DATASET ROWS -
-- BEGIN --
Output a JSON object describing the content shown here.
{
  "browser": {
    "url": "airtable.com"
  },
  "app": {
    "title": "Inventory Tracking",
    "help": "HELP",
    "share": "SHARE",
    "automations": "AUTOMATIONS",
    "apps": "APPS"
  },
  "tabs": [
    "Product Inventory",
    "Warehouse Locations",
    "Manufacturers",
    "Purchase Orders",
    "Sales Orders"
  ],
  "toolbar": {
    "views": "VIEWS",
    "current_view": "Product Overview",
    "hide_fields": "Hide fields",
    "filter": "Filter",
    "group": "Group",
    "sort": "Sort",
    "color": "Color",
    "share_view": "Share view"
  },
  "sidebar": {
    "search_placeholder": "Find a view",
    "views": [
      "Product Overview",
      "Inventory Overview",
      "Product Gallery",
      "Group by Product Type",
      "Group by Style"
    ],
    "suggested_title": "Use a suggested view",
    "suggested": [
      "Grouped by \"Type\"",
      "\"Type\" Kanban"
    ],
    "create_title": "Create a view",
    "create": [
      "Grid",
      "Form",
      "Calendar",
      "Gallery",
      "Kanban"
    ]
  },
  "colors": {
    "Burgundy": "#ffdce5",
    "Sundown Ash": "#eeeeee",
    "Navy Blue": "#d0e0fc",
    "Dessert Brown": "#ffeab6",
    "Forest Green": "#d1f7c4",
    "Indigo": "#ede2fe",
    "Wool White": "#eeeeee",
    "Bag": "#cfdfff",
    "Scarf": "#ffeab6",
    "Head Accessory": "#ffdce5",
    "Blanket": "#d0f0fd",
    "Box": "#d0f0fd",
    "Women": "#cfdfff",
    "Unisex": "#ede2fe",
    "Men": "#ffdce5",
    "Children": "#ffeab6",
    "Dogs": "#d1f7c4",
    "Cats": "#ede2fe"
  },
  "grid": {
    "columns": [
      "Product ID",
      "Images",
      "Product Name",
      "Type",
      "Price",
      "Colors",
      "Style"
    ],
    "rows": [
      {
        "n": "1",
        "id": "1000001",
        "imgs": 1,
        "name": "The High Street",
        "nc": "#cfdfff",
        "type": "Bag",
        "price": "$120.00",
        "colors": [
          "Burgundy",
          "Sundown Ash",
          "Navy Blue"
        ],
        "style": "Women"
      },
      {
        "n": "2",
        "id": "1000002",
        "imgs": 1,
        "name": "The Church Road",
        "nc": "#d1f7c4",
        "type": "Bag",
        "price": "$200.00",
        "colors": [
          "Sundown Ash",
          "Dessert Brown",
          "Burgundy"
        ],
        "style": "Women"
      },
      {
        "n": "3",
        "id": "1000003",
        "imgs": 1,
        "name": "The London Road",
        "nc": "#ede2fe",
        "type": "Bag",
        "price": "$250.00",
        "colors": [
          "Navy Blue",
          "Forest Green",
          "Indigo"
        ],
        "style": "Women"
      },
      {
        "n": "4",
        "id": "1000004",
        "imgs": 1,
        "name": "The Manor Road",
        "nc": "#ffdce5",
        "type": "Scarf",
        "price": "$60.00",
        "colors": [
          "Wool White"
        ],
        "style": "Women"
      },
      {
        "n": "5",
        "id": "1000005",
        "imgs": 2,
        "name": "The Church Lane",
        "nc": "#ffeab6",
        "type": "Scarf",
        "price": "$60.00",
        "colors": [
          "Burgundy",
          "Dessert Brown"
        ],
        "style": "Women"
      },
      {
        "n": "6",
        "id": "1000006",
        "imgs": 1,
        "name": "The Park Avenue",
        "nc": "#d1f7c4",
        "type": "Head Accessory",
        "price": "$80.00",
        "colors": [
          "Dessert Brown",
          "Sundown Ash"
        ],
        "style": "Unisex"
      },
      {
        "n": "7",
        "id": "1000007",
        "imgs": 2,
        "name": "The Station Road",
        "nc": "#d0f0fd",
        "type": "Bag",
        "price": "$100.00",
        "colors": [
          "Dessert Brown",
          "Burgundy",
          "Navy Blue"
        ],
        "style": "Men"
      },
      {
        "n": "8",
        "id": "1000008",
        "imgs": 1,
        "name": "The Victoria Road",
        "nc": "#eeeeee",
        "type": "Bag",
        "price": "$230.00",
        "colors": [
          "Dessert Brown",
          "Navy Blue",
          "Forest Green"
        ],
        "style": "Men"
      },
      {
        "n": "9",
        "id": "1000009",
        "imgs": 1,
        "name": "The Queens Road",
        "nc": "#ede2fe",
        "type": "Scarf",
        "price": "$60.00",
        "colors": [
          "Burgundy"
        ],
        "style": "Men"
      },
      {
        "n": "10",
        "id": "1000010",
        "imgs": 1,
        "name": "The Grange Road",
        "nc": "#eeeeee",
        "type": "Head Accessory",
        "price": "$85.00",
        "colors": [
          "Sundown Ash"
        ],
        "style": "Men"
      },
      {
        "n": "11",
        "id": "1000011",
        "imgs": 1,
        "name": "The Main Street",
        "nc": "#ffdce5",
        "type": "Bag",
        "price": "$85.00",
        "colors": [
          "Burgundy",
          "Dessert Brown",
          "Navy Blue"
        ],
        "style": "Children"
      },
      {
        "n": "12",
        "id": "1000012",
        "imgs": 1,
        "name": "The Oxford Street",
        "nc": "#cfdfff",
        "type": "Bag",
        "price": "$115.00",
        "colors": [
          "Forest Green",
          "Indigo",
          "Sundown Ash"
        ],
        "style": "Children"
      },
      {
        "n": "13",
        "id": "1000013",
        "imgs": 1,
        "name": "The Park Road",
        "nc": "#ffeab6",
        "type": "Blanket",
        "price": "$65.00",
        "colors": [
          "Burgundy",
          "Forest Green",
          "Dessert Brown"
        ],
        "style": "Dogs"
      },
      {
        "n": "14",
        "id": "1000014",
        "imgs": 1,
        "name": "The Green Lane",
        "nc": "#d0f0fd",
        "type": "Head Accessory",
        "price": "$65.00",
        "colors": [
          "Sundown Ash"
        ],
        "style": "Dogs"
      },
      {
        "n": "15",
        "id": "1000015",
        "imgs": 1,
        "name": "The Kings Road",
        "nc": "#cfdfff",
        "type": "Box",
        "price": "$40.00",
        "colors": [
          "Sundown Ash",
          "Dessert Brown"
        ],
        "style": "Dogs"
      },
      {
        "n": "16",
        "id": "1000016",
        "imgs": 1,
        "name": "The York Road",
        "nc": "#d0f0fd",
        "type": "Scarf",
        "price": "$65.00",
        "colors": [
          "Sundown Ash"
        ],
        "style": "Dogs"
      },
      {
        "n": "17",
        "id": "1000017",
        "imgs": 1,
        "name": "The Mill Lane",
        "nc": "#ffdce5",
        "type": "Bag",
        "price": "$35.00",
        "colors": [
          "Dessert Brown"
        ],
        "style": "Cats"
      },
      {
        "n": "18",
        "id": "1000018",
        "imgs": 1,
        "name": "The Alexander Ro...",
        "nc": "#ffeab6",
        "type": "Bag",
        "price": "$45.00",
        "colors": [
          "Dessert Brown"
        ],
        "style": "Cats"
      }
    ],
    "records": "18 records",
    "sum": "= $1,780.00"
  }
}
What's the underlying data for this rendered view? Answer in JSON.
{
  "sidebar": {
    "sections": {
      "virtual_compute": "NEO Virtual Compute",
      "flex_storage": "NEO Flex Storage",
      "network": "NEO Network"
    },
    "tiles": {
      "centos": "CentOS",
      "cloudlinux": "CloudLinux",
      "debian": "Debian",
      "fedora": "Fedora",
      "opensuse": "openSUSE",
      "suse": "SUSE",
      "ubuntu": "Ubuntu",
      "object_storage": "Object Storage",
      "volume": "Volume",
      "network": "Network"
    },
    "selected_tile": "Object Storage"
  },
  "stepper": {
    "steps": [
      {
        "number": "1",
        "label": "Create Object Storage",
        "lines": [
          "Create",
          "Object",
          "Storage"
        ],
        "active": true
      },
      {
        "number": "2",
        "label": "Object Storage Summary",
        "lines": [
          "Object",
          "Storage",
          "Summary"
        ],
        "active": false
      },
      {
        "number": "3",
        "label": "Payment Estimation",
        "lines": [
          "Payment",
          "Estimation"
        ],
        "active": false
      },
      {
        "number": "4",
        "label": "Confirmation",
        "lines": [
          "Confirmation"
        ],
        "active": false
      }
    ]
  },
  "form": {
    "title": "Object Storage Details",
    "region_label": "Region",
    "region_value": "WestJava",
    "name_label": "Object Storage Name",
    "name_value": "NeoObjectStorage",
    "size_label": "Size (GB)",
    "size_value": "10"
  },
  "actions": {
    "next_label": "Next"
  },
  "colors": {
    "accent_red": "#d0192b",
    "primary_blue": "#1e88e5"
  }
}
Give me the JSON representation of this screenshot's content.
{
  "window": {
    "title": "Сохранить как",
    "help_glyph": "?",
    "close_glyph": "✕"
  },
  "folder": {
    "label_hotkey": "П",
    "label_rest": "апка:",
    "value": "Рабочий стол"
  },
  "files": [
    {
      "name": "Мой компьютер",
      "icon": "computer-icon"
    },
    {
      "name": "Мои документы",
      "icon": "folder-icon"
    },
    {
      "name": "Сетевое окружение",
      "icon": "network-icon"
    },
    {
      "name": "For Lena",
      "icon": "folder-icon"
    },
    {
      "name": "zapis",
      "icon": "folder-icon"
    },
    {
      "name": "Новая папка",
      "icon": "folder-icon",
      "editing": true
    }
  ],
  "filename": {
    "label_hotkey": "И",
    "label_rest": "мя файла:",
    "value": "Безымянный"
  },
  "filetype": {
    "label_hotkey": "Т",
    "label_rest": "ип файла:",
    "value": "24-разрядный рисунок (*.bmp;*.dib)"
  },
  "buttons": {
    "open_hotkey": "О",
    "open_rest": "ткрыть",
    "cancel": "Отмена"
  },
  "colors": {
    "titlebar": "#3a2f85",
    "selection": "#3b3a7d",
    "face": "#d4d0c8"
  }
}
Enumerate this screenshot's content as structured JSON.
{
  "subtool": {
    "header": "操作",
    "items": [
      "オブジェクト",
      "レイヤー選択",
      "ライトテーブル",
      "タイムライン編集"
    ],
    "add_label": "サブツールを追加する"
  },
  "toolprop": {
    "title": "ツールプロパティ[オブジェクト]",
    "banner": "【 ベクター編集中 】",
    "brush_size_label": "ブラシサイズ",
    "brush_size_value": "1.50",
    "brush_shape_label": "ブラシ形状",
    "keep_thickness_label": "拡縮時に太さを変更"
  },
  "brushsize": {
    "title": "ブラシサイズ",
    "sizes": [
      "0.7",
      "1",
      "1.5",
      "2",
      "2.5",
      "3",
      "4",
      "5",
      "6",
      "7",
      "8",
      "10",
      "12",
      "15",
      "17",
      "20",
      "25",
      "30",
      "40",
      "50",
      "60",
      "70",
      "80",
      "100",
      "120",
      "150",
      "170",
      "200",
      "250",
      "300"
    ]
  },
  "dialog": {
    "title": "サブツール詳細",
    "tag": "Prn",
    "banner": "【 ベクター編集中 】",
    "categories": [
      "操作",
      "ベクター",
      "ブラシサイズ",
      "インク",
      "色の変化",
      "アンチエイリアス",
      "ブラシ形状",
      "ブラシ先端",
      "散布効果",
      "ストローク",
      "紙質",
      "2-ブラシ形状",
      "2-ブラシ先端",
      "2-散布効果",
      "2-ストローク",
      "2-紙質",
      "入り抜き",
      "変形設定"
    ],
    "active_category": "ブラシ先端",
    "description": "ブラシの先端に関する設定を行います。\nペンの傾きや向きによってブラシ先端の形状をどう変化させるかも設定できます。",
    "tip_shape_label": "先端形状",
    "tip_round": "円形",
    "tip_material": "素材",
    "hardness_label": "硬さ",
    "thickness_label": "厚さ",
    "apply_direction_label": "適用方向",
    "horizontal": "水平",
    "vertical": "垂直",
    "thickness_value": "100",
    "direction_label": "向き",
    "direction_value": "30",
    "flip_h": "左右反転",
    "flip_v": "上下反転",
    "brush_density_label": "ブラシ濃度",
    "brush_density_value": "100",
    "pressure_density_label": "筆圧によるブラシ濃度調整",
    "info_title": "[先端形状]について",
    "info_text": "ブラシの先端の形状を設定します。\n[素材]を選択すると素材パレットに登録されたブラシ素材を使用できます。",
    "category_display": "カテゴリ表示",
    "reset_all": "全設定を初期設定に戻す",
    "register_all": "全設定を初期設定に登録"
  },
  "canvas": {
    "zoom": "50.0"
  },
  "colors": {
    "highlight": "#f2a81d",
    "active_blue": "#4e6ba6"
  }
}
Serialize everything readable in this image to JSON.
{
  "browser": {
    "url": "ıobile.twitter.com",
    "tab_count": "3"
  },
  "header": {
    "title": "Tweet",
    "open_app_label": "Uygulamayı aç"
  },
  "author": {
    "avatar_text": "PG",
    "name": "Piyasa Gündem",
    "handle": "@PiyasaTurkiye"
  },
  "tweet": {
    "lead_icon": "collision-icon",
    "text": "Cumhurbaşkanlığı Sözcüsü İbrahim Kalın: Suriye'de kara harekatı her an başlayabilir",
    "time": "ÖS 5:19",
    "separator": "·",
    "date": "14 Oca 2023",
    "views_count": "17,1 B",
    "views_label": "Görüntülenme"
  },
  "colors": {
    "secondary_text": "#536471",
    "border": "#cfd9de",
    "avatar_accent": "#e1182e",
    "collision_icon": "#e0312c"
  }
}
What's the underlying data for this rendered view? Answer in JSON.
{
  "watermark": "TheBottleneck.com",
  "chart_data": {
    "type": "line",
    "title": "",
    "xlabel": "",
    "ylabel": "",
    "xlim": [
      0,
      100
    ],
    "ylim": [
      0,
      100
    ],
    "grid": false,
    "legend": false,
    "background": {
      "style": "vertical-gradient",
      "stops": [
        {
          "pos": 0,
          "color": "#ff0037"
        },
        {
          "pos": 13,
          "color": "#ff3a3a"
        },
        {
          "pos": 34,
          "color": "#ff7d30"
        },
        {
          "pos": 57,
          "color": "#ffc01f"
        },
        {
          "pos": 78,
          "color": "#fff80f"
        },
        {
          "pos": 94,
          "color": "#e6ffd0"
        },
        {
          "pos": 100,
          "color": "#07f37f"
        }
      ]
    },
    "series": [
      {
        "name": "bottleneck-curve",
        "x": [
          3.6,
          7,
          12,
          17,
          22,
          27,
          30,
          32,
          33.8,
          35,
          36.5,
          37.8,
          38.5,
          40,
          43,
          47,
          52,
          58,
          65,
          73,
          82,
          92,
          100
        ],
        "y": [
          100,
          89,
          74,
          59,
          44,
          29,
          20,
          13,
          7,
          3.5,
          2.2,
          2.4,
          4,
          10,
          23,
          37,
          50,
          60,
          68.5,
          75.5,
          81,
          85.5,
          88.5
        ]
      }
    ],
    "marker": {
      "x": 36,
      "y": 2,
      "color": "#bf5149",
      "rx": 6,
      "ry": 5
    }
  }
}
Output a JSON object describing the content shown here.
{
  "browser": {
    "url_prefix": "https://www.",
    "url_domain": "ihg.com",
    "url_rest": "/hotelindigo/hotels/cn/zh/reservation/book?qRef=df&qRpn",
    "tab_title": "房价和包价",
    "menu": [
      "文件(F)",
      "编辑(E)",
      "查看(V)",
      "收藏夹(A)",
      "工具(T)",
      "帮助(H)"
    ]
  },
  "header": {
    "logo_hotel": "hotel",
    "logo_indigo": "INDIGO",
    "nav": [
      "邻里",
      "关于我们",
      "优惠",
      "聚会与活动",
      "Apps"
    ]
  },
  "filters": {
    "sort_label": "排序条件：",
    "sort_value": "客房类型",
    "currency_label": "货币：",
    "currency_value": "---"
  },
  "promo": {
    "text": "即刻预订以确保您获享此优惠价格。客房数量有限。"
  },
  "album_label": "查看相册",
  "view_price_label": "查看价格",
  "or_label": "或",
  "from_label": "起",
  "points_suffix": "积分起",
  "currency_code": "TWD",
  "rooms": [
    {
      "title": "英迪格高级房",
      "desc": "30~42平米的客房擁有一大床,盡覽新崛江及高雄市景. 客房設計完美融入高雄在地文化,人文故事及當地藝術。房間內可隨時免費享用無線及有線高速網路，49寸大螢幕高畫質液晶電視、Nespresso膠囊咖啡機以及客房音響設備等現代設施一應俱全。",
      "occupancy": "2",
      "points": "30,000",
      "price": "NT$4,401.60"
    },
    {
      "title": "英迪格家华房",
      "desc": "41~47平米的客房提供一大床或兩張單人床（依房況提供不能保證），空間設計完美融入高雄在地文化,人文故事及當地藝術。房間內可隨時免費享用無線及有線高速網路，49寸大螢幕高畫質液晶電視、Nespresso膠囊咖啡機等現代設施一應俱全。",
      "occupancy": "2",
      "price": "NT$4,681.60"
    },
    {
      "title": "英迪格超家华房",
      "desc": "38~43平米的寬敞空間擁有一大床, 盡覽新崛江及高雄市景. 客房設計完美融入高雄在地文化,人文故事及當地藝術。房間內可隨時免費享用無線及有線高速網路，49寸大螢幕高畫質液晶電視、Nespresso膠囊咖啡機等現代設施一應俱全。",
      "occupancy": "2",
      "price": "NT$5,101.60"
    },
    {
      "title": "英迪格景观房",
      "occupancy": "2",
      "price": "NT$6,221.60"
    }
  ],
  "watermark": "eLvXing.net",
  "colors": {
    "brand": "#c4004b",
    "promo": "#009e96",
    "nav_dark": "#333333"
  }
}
-- END --
TO DO -
Only a number is expected here: the count of lines in the listing that hold the string "Summary".

OUTPUT FOR THIS TASK -
2